## begin

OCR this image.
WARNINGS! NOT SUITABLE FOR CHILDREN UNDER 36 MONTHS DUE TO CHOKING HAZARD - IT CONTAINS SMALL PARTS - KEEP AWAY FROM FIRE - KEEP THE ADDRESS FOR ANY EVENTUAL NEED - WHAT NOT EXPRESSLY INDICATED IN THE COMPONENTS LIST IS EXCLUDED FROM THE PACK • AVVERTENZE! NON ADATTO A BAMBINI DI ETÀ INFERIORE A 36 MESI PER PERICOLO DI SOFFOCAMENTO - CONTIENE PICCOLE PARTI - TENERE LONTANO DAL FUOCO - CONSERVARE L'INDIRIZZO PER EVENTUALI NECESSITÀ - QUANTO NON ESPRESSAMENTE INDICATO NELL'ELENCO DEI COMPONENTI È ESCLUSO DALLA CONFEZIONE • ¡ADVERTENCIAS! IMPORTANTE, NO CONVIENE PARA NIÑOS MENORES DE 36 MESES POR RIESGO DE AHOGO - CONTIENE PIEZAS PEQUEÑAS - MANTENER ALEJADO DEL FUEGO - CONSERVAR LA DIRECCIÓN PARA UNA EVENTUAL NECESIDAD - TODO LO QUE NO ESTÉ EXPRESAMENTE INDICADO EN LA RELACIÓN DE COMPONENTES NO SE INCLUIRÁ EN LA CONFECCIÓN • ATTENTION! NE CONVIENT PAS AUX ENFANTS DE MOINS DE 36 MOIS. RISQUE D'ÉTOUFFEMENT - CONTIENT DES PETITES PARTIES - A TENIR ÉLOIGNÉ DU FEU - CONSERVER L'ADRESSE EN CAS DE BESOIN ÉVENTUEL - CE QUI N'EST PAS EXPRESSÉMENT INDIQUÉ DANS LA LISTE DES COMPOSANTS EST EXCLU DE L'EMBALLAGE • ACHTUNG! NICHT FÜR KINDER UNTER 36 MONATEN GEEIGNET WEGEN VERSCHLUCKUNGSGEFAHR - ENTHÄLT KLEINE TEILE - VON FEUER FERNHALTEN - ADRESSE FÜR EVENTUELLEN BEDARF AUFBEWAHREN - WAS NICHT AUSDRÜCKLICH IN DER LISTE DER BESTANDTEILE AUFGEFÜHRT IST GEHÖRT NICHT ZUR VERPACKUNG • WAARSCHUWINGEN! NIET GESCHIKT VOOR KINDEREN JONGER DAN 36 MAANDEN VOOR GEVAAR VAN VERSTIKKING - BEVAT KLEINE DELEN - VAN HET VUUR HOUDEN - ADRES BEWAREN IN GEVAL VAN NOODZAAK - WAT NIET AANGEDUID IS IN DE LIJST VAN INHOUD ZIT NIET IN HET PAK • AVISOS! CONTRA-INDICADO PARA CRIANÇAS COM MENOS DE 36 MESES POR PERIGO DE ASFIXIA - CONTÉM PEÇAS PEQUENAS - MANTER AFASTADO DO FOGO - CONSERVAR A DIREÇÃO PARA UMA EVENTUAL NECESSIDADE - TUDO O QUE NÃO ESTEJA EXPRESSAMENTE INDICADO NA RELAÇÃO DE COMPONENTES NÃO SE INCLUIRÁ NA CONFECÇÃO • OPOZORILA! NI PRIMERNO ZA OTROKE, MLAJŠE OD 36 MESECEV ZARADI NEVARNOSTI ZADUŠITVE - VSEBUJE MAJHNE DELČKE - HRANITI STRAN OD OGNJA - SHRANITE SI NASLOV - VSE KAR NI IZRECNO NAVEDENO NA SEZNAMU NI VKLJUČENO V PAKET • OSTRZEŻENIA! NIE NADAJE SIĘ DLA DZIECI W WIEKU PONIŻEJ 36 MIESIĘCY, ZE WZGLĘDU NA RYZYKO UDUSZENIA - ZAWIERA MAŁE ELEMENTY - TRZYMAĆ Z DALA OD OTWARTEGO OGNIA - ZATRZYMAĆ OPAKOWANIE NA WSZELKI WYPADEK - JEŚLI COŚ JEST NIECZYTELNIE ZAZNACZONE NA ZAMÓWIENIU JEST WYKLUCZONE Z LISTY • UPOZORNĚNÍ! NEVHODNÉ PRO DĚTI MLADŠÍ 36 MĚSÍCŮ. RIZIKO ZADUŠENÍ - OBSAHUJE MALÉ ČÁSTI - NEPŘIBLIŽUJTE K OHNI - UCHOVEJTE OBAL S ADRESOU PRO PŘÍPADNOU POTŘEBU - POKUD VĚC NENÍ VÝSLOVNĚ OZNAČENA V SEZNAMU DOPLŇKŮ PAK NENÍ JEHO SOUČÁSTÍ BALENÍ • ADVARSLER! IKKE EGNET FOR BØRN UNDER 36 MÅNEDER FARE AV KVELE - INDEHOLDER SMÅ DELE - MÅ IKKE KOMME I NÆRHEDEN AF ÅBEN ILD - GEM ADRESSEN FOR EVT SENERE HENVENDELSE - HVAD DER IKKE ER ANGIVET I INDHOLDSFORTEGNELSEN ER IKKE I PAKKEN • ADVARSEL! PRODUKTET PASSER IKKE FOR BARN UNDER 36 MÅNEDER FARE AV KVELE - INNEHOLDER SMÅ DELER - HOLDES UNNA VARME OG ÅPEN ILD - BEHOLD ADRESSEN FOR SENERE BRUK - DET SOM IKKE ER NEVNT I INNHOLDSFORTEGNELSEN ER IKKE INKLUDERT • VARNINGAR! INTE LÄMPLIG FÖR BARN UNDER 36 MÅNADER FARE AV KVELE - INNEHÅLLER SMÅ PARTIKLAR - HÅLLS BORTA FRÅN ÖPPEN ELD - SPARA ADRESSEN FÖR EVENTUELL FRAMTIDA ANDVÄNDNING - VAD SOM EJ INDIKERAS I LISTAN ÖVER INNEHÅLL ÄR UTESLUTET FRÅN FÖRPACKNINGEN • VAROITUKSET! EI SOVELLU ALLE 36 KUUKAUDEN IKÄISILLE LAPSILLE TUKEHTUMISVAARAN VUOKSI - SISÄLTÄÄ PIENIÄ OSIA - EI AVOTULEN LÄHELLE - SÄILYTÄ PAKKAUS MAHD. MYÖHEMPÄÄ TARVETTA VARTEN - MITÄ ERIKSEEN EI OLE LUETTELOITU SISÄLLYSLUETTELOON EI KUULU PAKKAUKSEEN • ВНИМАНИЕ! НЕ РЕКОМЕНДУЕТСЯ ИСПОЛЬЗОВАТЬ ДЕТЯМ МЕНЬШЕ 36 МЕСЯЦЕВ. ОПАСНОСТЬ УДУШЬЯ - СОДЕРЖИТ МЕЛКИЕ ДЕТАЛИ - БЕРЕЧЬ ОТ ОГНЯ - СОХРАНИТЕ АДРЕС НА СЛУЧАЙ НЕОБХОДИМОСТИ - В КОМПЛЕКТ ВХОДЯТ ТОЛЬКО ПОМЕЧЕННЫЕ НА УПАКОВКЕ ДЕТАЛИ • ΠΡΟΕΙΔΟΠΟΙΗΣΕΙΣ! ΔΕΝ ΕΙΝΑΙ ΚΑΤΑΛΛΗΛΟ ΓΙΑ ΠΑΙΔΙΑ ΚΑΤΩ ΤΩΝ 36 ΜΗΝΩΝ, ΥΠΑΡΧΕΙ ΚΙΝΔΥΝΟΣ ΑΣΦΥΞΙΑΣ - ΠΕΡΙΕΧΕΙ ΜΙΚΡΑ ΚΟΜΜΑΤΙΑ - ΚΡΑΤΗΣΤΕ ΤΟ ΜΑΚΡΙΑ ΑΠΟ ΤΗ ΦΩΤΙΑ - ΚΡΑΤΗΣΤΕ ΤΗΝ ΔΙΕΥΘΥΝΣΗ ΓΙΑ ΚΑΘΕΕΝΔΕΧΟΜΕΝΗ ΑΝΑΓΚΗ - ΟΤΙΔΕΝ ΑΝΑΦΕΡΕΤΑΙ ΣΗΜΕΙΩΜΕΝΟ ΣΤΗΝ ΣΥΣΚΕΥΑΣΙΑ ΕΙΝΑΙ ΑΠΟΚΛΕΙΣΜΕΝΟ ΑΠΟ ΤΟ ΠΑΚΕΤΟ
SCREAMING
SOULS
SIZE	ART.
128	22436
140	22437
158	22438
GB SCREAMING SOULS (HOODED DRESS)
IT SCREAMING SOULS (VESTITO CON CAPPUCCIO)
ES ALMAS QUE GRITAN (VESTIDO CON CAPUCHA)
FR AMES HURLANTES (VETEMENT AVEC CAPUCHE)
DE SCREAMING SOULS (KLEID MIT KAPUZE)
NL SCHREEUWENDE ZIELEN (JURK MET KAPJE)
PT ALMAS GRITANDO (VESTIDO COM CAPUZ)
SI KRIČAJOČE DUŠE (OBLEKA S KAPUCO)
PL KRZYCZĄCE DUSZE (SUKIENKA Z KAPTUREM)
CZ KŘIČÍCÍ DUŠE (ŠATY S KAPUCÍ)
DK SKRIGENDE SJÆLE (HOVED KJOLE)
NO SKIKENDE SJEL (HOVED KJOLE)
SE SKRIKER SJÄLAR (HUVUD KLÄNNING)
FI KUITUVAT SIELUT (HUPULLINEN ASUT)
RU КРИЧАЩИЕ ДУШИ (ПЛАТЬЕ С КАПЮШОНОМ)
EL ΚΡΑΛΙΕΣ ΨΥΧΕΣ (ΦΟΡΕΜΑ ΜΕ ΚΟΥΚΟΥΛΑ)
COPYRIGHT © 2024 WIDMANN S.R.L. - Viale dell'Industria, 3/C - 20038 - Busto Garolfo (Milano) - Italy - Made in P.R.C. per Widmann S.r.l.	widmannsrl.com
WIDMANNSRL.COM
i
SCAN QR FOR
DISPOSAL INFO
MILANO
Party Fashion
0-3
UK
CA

## end

Exercise aim: Identify and extract each line of the listing that contains "KJOLE".

Task answer:
DK SKRIGENDE SJÆLE (HOVED KJOLE)
NO SKIKENDE SJEL (HOVED KJOLE)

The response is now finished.